- _Exercise task_: Copy the records that follow exactly as written, but not their pictures.

Collected data entries
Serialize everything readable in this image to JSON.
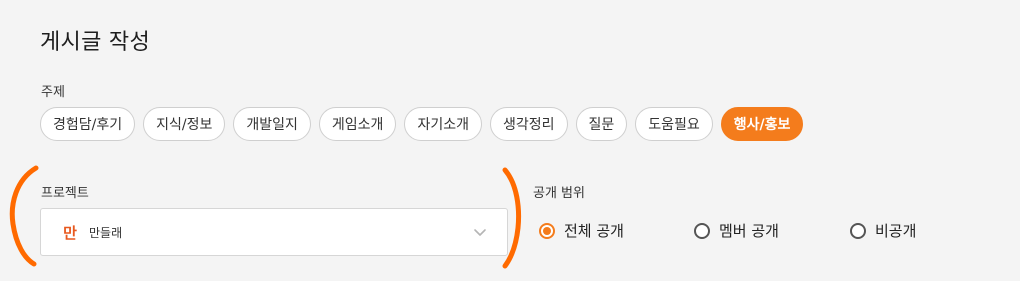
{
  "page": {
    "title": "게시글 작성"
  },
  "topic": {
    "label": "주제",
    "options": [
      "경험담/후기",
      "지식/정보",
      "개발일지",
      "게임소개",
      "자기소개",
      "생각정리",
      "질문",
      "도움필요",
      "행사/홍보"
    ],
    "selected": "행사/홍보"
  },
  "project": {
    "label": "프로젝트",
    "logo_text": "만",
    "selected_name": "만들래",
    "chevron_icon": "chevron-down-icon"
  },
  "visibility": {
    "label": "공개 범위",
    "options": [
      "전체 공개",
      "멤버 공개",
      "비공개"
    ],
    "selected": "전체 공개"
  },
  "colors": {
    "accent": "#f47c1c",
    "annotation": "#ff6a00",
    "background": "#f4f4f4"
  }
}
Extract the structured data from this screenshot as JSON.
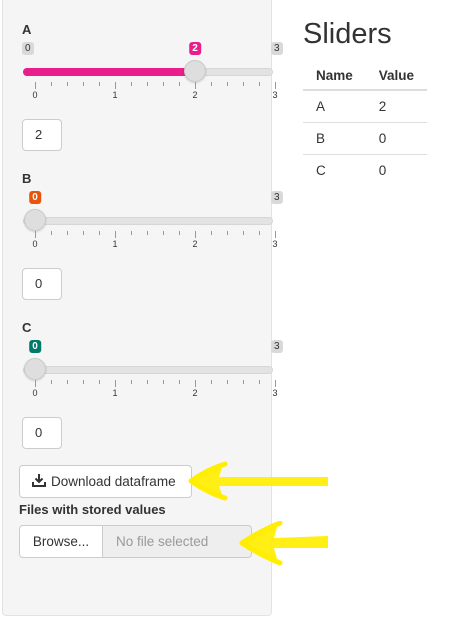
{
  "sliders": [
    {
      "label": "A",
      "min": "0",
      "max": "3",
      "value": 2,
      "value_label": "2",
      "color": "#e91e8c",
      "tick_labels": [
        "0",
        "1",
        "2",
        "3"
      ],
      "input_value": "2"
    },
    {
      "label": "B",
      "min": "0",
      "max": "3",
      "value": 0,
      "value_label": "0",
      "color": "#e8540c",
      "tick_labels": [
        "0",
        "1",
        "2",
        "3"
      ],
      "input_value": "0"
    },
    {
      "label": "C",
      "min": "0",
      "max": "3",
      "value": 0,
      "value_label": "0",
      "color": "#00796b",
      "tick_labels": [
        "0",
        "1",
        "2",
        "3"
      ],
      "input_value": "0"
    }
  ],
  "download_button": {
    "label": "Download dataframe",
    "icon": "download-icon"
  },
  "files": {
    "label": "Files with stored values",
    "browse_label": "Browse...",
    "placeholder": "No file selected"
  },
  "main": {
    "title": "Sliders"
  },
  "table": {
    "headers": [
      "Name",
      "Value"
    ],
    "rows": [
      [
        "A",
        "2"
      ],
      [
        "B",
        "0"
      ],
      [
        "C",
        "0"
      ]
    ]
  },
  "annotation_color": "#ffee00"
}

- _Solution_:
Serialize everything readable in this image to JSON.
{
  "page": {
    "title": "게시글 작성"
  },
  "topic": {
    "label": "주제",
    "options": [
      "경험담/후기",
      "지식/정보",
      "개발일지",
      "게임소개",
      "자기소개",
      "생각정리",
      "질문",
      "도움필요",
      "행사/홍보"
    ],
    "selected": "행사/홍보"
  },
  "project": {
    "label": "프로젝트",
    "logo_text": "만",
    "selected_name": "만들래",
    "chevron_icon": "chevron-down-icon"
  },
  "visibility": {
    "label": "공개 범위",
    "options": [
      "전체 공개",
      "멤버 공개",
      "비공개"
    ],
    "selected": "전체 공개"
  },
  "colors": {
    "accent": "#f47c1c",
    "annotation": "#ff6a00",
    "background": "#f4f4f4"
  }
}
Extract the structured data from this screenshot as JSON.
{
  "sliders": [
    {
      "label": "A",
      "min": "0",
      "max": "3",
      "value": 2,
      "value_label": "2",
      "color": "#e91e8c",
      "tick_labels": [
        "0",
        "1",
        "2",
        "3"
      ],
      "input_value": "2"
    },
    {
      "label": "B",
      "min": "0",
      "max": "3",
      "value": 0,
      "value_label": "0",
      "color": "#e8540c",
      "tick_labels": [
        "0",
        "1",
        "2",
        "3"
      ],
      "input_value": "0"
    },
    {
      "label": "C",
      "min": "0",
      "max": "3",
      "value": 0,
      "value_label": "0",
      "color": "#00796b",
      "tick_labels": [
        "0",
        "1",
        "2",
        "3"
      ],
      "input_value": "0"
    }
  ],
  "download_button": {
    "label": "Download dataframe",
    "icon": "download-icon"
  },
  "files": {
    "label": "Files with stored values",
    "browse_label": "Browse...",
    "placeholder": "No file selected"
  },
  "main": {
    "title": "Sliders"
  },
  "table": {
    "headers": [
      "Name",
      "Value"
    ],
    "rows": [
      [
        "A",
        "2"
      ],
      [
        "B",
        "0"
      ],
      [
        "C",
        "0"
      ]
    ]
  },
  "annotation_color": "#ffee00"
}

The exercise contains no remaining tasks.